## Direction
In the material below, find all lines with the string "Read" and copy them.

begin Listed entries

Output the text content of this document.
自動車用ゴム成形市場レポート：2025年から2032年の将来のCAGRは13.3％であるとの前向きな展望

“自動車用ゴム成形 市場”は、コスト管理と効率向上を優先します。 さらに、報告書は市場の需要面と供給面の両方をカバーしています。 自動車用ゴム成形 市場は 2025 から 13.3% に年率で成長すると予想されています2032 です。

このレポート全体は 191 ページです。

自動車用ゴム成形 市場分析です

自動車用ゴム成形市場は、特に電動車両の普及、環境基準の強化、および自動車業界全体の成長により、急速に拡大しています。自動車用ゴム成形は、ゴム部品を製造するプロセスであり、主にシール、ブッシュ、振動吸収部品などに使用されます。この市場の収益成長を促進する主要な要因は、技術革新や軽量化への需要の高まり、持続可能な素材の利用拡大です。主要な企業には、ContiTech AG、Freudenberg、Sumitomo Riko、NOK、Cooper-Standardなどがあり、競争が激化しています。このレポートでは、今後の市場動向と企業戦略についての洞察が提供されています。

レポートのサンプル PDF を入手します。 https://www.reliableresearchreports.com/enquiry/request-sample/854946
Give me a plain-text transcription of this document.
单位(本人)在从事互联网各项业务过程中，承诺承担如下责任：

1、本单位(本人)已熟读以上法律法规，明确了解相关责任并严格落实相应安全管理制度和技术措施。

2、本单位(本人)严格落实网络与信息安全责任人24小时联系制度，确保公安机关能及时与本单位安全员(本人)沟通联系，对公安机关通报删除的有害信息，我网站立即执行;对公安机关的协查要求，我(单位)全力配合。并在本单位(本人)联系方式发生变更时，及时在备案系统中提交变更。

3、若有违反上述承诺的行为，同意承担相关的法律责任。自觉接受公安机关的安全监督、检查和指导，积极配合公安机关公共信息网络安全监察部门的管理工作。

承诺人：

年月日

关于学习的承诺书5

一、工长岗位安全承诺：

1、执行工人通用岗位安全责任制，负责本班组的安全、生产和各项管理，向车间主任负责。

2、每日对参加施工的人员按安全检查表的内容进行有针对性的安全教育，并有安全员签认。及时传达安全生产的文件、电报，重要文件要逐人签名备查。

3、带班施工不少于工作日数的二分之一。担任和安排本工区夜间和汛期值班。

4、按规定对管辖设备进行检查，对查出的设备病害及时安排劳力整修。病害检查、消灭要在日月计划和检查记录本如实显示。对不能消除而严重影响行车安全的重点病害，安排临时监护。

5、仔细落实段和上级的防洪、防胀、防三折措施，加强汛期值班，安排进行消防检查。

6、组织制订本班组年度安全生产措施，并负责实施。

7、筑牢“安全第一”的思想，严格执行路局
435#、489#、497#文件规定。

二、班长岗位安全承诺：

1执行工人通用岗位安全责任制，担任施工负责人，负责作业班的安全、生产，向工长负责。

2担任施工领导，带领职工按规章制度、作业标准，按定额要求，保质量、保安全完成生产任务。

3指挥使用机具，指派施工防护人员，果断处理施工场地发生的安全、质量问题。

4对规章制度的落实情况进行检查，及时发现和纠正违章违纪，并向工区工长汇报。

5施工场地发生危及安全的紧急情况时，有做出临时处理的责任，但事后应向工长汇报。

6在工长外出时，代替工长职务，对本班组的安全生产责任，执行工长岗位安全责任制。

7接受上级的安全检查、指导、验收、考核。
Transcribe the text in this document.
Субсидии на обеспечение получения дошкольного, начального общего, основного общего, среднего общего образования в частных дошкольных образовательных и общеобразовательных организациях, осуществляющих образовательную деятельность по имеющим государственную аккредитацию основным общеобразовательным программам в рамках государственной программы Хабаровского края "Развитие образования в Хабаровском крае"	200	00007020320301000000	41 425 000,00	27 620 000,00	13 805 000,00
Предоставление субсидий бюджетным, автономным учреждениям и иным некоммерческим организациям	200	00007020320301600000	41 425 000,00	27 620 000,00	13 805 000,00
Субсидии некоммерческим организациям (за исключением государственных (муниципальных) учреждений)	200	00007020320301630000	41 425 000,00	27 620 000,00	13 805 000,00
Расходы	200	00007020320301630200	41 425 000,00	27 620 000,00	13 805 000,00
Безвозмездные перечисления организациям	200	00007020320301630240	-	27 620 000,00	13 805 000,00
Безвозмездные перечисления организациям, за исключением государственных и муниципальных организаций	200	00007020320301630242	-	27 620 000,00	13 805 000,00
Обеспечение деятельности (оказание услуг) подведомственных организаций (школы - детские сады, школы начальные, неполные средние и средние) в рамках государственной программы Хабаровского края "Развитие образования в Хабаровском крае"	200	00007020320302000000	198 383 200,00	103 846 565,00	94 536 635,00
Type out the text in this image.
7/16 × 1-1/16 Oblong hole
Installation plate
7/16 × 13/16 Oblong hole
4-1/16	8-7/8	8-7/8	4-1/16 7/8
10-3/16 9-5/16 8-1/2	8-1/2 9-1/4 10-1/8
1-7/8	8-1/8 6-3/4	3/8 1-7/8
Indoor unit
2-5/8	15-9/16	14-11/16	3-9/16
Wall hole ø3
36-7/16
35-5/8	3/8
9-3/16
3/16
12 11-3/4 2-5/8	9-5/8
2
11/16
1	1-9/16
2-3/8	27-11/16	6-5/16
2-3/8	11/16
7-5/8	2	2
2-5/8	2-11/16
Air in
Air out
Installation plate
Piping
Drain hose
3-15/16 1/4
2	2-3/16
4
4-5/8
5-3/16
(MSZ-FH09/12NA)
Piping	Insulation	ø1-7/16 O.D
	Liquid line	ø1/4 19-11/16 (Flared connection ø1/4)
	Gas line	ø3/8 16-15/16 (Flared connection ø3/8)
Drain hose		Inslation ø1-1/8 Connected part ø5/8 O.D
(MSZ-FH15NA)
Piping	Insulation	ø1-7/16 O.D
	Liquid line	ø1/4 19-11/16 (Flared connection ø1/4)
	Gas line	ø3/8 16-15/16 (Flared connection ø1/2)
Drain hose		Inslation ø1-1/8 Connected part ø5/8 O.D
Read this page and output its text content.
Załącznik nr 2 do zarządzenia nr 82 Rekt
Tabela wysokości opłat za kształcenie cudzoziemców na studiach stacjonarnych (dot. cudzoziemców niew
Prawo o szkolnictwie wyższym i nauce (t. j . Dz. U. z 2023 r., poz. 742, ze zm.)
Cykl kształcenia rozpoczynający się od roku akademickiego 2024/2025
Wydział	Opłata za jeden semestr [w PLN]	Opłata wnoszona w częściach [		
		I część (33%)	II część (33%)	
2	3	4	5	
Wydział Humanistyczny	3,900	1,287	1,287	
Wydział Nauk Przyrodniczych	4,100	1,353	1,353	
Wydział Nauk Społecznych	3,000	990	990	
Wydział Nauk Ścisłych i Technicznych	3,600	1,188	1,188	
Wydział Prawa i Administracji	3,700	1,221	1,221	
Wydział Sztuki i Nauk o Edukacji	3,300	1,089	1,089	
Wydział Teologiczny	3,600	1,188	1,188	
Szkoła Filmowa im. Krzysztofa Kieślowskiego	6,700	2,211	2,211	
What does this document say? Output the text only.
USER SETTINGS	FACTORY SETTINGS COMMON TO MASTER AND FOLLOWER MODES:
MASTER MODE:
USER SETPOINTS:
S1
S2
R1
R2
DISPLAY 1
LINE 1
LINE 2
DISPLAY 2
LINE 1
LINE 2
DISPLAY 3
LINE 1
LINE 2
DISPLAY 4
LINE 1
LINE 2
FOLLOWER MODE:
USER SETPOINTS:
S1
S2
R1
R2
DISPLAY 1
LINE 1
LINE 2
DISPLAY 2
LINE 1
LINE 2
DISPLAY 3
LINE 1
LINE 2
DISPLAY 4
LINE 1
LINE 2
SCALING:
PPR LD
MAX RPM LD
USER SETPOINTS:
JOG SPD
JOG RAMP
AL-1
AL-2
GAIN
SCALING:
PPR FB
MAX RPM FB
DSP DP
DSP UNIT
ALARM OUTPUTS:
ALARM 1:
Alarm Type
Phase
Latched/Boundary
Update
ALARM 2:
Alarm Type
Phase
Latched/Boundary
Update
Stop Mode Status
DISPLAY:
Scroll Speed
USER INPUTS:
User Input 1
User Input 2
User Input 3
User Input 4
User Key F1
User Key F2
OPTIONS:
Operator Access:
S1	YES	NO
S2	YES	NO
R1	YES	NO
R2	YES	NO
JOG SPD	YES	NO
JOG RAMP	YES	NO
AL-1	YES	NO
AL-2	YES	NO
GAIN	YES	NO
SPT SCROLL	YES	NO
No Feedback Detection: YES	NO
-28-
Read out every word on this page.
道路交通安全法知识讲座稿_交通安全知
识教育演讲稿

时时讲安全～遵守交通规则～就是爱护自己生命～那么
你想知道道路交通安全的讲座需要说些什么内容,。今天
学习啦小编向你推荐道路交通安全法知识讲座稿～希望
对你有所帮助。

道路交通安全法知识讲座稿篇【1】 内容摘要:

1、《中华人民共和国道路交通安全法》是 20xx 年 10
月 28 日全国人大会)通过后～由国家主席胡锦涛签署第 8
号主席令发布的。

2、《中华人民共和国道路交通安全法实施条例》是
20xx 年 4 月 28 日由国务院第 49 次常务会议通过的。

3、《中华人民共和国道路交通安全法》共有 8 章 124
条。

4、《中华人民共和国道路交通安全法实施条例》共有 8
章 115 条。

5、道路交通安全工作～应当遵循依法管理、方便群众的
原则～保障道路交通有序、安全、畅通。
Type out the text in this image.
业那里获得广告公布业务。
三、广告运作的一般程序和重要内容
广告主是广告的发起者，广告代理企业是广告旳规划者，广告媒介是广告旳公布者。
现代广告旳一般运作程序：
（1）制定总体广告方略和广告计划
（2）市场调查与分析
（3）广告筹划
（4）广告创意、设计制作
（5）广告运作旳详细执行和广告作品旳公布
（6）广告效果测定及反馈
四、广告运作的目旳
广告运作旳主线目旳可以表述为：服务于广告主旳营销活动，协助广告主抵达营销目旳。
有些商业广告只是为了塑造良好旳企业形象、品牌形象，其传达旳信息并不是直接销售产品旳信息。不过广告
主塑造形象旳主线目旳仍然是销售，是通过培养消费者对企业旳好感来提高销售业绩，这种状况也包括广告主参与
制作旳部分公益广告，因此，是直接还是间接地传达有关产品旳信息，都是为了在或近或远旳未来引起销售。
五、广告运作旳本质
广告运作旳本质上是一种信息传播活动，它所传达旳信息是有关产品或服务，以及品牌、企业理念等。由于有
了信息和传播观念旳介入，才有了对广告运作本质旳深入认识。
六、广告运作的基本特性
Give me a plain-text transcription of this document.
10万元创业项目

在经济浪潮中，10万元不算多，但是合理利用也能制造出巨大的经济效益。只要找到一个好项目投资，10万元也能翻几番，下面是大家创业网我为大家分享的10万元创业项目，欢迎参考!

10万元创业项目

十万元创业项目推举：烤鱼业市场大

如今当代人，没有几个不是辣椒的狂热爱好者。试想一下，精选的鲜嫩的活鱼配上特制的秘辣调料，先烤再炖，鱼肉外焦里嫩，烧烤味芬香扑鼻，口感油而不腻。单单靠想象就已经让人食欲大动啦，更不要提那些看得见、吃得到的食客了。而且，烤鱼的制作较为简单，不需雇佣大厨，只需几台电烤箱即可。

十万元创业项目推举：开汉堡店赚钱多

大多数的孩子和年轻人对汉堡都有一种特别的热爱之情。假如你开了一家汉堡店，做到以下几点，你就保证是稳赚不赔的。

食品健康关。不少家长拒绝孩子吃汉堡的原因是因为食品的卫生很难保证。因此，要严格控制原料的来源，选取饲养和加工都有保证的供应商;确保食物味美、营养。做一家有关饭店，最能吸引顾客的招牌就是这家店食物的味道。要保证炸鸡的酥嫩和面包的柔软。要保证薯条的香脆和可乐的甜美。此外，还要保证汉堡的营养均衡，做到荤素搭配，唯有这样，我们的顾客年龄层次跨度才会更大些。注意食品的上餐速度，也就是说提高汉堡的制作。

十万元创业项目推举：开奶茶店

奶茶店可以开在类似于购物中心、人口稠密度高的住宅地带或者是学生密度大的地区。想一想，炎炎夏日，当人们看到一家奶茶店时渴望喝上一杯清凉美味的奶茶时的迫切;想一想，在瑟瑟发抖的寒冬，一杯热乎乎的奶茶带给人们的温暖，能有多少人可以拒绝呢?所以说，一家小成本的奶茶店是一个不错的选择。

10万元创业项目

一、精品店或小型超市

end Listed entries

## In response
Read this page and output its text content.
Read out every word on this page.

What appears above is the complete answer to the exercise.